:: Input records ::
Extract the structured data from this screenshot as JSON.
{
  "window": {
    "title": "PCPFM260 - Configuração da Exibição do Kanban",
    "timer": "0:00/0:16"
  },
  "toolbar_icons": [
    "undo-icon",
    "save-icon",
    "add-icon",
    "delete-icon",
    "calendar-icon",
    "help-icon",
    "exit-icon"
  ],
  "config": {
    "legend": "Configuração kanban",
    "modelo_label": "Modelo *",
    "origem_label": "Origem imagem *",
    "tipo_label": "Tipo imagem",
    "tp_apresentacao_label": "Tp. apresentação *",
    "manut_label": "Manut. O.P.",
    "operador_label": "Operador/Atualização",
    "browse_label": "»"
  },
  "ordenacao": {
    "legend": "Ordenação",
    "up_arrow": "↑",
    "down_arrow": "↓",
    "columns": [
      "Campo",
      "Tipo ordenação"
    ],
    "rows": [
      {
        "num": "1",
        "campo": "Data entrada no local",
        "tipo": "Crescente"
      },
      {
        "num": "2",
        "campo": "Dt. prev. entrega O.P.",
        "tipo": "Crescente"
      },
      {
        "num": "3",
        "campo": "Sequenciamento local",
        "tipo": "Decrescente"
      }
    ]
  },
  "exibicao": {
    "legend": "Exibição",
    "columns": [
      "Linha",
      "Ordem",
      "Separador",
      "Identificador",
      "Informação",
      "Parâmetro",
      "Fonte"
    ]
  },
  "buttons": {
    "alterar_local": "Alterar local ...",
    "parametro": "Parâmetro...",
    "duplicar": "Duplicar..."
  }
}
:::
== Aim ==
Every line above should be retyped exactly as given.

== Solution to the exercise ==
Extract the structured data from this screenshot as JSON.
{
  "window": {
    "title": "PCPFM260 - Configuração da Exibição do Kanban",
    "timer": "0:00/0:16"
  },
  "toolbar_icons": [
    "undo-icon",
    "save-icon",
    "add-icon",
    "delete-icon",
    "calendar-icon",
    "help-icon",
    "exit-icon"
  ],
  "config": {
    "legend": "Configuração kanban",
    "modelo_label": "Modelo *",
    "origem_label": "Origem imagem *",
    "tipo_label": "Tipo imagem",
    "tp_apresentacao_label": "Tp. apresentação *",
    "manut_label": "Manut. O.P.",
    "operador_label": "Operador/Atualização",
    "browse_label": "»"
  },
  "ordenacao": {
    "legend": "Ordenação",
    "up_arrow": "↑",
    "down_arrow": "↓",
    "columns": [
      "Campo",
      "Tipo ordenação"
    ],
    "rows": [
      {
        "num": "1",
        "campo": "Data entrada no local",
        "tipo": "Crescente"
      },
      {
        "num": "2",
        "campo": "Dt. prev. entrega O.P.",
        "tipo": "Crescente"
      },
      {
        "num": "3",
        "campo": "Sequenciamento local",
        "tipo": "Decrescente"
      }
    ]
  },
  "exibicao": {
    "legend": "Exibição",
    "columns": [
      "Linha",
      "Ordem",
      "Separador",
      "Identificador",
      "Informação",
      "Parâmetro",
      "Fonte"
    ]
  },
  "buttons": {
    "alterar_local": "Alterar local ...",
    "parametro": "Parâmetro...",
    "duplicar": "Duplicar..."
  }
}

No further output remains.